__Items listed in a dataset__
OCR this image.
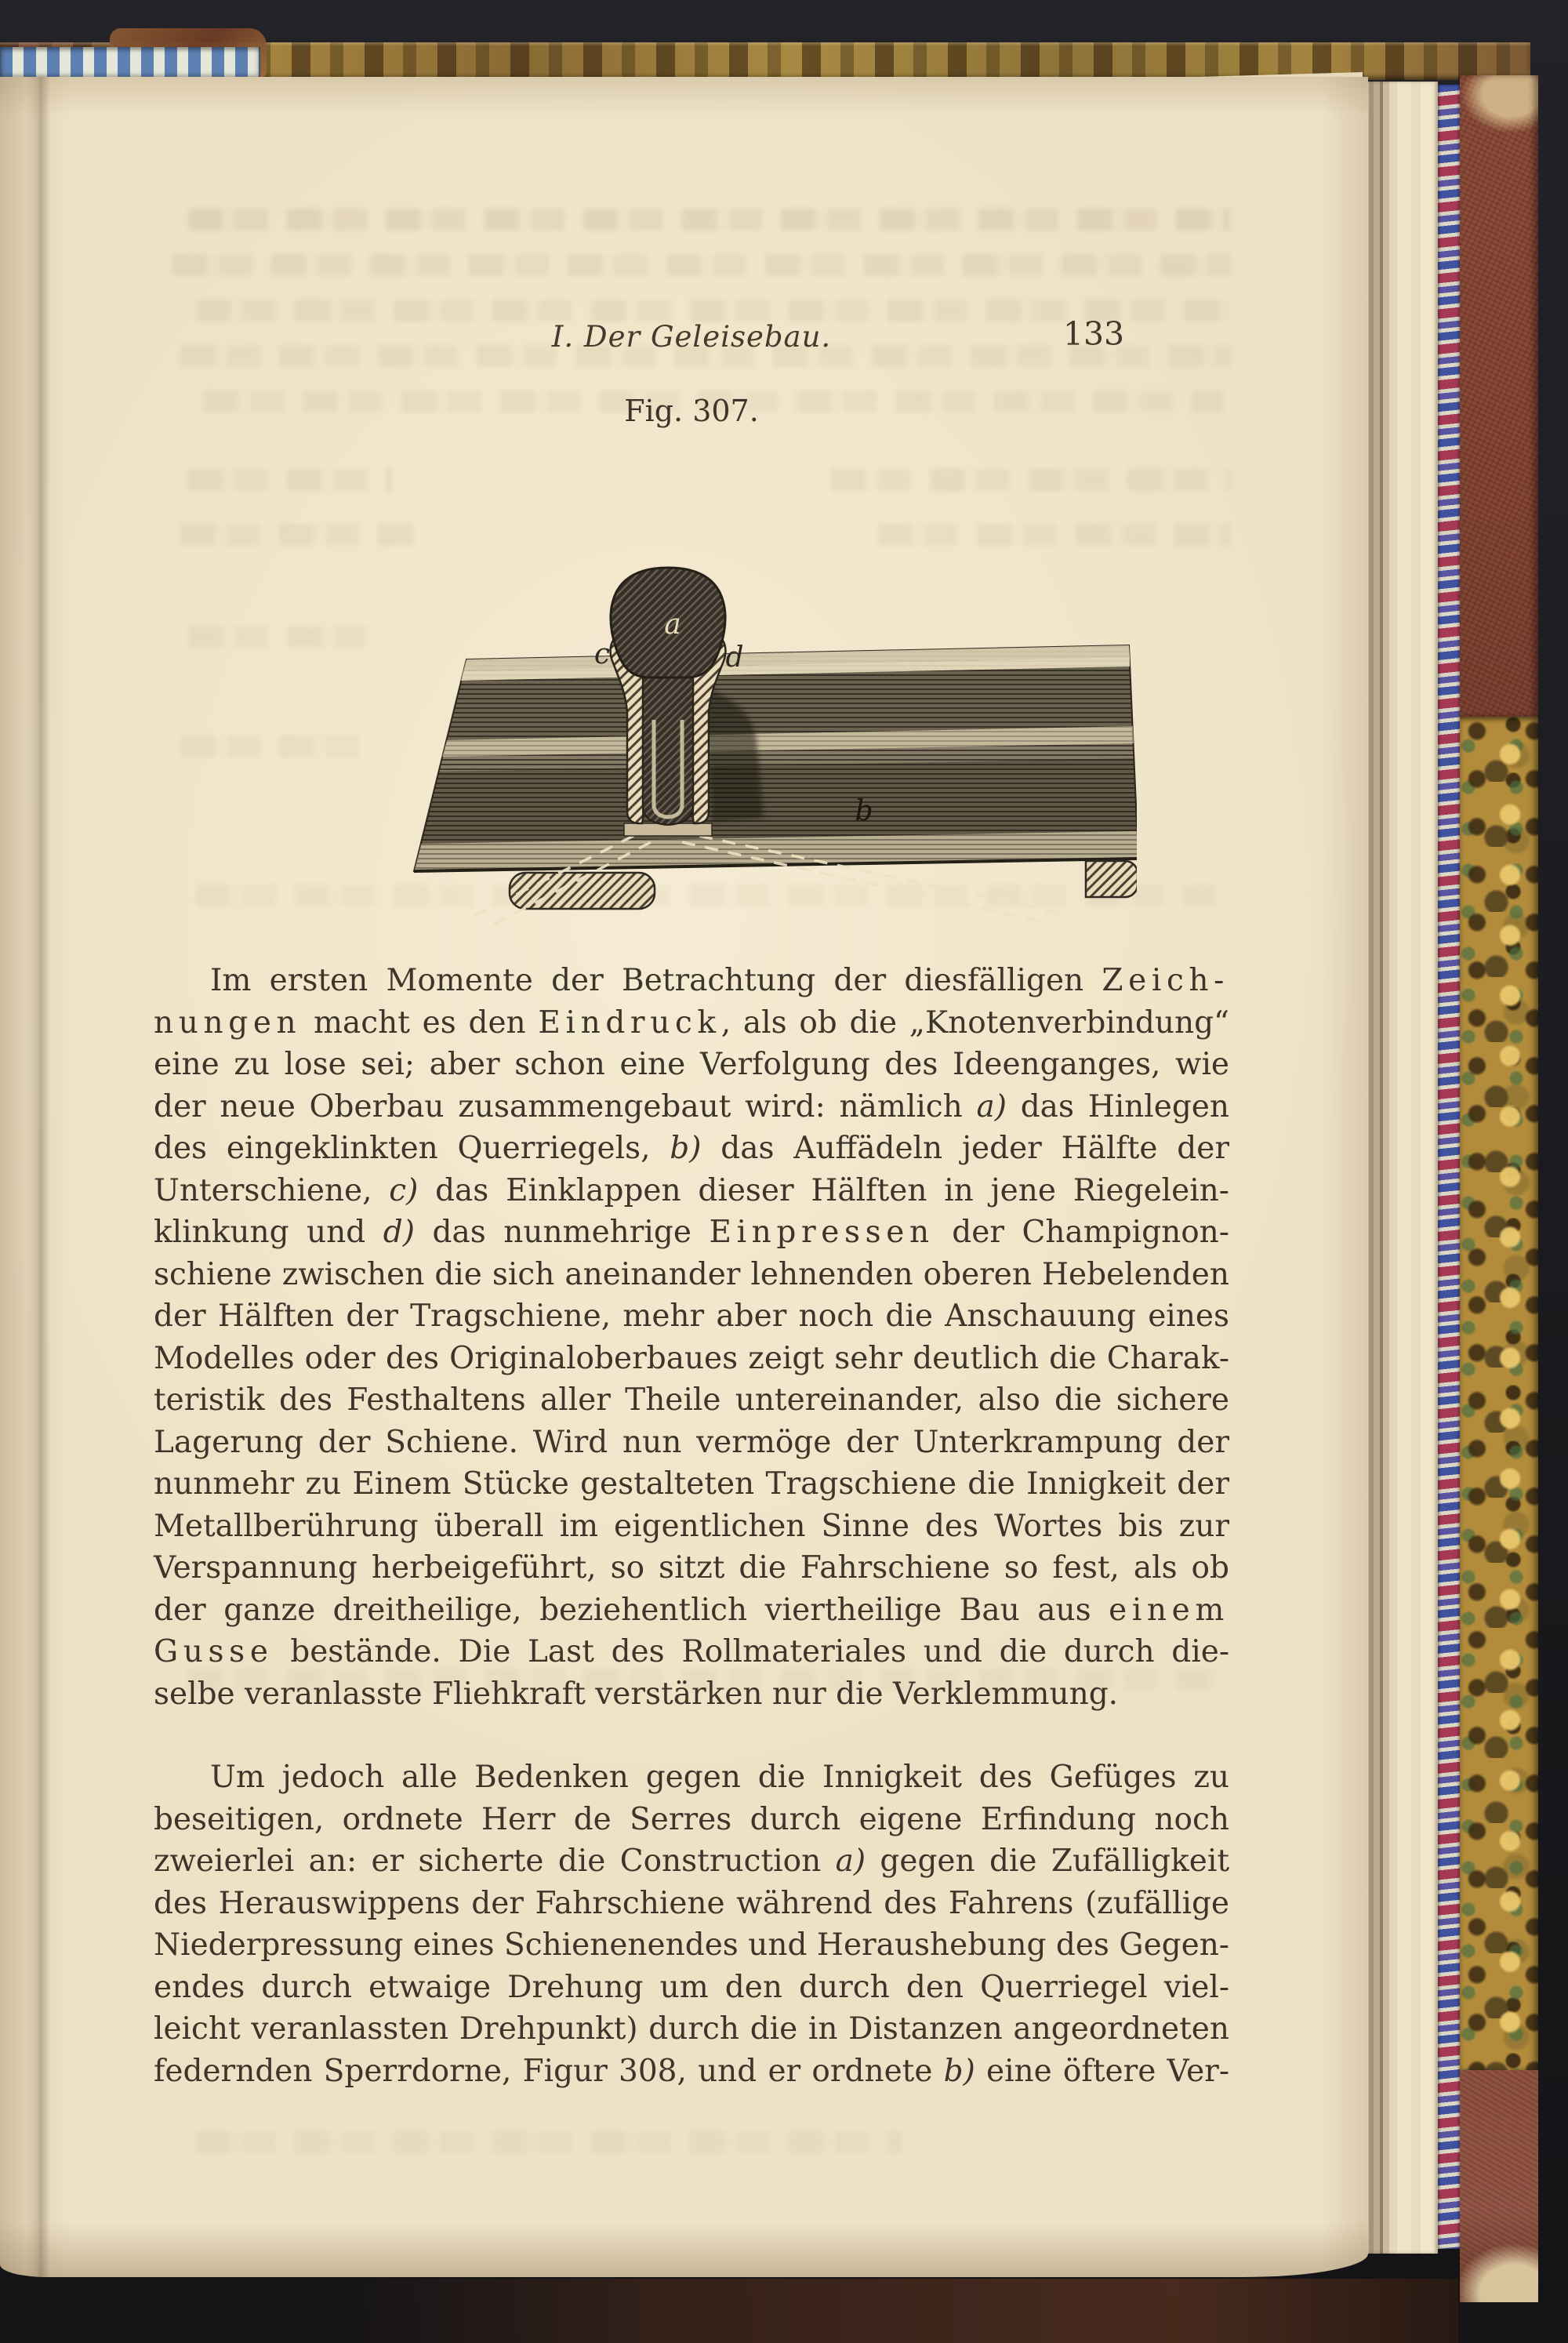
I. Der Geleisebau.	133
Fig. 307.
a
c	d
b
Im ersten Momente der Betrachtung der diesfälligen Zeich-
nungen macht es den Eindruck, als ob die „Knotenverbindung“
eine zu lose sei; aber schon eine Verfolgung des Ideenganges, wie
der neue Oberbau zusammengebaut wird: nämlich a) das Hinlegen
des eingeklinkten Querriegels, b) das Auffädeln jeder Hälfte der
Unterschiene, c) das Einklappen dieser Hälften in jene Riegelein-
klinkung und d) das nunmehrige Einpressen der Champignon-
schiene zwischen die sich aneinander lehnenden oberen Hebelenden
der Hälften der Tragschiene, mehr aber noch die Anschauung eines
Modelles oder des Originaloberbaues zeigt sehr deutlich die Charak-
teristik des Festhaltens aller Theile untereinander, also die sichere
Lagerung der Schiene. Wird nun vermöge der Unterkrampung der
nunmehr zu Einem Stücke gestalteten Tragschiene die Innigkeit der
Metallberührung überall im eigentlichen Sinne des Wortes bis zur
Verspannung herbeigeführt, so sitzt die Fahrschiene so fest, als ob
der ganze dreitheilige, beziehentlich viertheilige Bau aus einem
Gusse bestände. Die Last des Rollmateriales und die durch die-
selbe veranlasste Fliehkraft verstärken nur die Verklemmung.
Um jedoch alle Bedenken gegen die Innigkeit des Gefüges zu
beseitigen, ordnete Herr de Serres durch eigene Erfindung noch
zweierlei an: er sicherte die Construction a) gegen die Zufälligkeit
des Herauswippens der Fahrschiene während des Fahrens (zufällige
Niederpressung eines Schienenendes und Heraushebung des Gegen-
endes durch etwaige Drehung um den durch den Querriegel viel-
leicht veranlassten Drehpunkt) durch die in Distanzen angeordneten
federnden Sperrdorne, Figur 308, und er ordnete b) eine öftere Ver-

__WHAT IS NEEDED__
Which lines of the data above contain "Hälften"? Copy each one.

__EXERCISE RESULT__
Unterschiene, c) das Einklappen dieser Hälften in jene Riegelein-
der Hälften der Tragschiene, mehr aber noch die Anschauung eines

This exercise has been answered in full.